# PROBLEM DETAILS
Check each line of the listing below for the string "name", and give only how many lines hold it.

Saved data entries
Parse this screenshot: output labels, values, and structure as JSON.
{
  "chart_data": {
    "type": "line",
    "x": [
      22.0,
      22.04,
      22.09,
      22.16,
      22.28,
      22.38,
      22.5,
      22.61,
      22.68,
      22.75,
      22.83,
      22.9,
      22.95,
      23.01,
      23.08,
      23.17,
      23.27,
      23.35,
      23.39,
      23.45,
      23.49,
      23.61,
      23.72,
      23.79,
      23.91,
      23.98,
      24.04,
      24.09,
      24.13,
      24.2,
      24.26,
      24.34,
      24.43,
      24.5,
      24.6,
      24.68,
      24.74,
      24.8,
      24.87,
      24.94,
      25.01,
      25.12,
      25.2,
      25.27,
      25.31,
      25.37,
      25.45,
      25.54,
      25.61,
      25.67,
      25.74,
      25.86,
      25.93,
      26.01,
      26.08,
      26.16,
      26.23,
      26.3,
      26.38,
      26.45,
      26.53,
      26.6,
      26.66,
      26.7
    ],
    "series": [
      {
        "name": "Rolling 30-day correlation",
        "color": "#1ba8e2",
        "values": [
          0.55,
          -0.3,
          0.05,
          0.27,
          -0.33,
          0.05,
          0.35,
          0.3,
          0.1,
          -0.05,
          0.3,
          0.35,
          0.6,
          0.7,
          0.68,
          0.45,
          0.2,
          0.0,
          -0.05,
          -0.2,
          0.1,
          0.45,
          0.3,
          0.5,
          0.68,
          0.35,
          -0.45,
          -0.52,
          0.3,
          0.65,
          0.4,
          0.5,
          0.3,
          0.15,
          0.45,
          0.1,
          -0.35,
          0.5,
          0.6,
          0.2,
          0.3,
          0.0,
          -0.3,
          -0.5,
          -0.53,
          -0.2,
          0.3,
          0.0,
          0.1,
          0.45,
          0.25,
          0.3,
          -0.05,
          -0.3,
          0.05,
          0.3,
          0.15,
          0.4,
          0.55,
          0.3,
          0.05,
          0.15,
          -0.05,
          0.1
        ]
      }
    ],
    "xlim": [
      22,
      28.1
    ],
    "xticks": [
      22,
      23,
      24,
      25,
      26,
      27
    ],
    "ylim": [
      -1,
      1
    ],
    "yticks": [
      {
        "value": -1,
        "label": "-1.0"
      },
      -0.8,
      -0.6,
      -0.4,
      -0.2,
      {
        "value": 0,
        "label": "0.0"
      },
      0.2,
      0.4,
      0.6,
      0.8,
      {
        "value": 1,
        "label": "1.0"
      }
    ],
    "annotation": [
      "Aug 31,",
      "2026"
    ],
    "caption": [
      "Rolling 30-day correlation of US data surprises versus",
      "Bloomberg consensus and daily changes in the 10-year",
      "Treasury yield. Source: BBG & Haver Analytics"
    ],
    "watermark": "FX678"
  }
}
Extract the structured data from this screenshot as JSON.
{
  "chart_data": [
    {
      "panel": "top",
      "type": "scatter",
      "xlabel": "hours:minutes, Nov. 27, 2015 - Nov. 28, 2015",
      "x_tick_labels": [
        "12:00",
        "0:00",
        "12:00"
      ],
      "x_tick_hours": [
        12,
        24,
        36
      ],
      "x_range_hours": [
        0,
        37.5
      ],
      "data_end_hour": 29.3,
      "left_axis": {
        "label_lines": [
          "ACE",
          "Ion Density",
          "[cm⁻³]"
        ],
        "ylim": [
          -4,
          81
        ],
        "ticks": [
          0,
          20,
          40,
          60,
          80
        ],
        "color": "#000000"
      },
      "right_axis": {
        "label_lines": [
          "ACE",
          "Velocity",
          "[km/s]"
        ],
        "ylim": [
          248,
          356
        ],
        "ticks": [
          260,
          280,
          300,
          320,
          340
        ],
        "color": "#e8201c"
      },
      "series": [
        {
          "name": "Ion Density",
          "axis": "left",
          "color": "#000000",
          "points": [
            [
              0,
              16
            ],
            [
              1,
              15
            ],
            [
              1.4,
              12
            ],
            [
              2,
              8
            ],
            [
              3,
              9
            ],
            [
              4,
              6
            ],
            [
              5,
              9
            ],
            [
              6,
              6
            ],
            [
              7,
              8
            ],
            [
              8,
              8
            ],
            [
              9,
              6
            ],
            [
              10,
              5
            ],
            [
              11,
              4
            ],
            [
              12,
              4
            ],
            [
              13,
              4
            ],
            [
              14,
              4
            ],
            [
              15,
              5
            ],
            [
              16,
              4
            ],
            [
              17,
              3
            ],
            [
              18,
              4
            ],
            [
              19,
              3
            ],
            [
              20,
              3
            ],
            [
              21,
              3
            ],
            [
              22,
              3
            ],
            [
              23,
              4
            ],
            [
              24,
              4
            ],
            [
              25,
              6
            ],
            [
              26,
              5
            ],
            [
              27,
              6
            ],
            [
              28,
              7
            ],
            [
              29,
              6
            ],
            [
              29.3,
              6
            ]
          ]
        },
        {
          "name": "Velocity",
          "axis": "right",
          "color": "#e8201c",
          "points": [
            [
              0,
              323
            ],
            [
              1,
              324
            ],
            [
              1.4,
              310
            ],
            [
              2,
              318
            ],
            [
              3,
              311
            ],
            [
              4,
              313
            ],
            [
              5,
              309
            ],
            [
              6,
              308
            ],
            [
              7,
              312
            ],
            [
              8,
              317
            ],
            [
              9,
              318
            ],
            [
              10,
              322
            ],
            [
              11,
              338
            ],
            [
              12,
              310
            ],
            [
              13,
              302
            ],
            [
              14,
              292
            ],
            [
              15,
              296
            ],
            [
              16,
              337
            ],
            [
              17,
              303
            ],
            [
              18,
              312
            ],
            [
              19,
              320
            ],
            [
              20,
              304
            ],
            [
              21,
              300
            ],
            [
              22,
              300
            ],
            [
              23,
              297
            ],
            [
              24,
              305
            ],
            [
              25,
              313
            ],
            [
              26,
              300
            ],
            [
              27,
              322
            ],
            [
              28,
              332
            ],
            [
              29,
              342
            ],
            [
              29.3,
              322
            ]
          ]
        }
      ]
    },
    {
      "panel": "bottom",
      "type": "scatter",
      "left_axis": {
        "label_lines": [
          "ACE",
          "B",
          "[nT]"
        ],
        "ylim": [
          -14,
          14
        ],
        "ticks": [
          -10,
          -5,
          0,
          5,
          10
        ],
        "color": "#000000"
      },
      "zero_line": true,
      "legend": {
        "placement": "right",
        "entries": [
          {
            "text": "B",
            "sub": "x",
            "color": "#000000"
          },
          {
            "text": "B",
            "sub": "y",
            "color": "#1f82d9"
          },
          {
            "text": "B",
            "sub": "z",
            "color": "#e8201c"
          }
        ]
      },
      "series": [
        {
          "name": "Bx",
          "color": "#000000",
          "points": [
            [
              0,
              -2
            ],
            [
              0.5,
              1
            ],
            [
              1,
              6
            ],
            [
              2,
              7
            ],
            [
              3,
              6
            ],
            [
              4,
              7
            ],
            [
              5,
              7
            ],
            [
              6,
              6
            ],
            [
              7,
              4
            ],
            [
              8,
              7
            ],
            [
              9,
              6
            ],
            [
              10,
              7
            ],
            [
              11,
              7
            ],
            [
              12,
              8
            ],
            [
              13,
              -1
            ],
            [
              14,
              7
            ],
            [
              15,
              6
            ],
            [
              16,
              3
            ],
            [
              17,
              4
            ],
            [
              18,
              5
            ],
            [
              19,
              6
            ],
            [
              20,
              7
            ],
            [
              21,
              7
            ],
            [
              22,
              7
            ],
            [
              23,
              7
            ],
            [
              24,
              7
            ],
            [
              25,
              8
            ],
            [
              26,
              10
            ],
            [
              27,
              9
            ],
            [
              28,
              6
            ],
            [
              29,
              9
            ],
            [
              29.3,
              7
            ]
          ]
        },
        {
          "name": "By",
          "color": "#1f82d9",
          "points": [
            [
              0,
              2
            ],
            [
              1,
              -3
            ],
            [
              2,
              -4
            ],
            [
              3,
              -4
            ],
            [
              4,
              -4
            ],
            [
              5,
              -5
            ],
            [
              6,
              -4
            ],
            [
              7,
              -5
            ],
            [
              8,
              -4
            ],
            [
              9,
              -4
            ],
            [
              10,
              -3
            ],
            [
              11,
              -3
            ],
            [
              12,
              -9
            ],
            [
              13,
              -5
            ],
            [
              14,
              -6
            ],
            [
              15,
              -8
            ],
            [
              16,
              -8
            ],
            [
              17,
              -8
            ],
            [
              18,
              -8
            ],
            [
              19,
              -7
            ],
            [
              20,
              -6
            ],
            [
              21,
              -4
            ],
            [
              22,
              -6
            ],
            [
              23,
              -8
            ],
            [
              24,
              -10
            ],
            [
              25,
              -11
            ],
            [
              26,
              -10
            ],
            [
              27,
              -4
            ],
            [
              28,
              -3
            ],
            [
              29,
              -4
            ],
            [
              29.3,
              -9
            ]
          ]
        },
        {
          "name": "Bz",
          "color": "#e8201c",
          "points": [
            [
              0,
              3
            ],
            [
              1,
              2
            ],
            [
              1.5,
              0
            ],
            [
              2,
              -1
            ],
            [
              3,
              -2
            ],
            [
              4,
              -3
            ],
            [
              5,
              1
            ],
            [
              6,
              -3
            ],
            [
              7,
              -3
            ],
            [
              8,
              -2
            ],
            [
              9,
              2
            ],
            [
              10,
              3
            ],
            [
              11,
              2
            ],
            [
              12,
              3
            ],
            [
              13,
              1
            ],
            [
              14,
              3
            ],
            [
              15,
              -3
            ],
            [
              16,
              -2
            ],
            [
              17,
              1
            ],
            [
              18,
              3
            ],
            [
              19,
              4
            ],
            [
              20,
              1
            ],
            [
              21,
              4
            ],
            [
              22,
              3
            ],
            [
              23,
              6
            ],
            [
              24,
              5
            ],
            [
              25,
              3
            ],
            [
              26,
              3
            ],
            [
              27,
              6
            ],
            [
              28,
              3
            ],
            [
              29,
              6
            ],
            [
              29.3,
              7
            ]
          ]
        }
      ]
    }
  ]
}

# ANSWER FOR THE TASK
6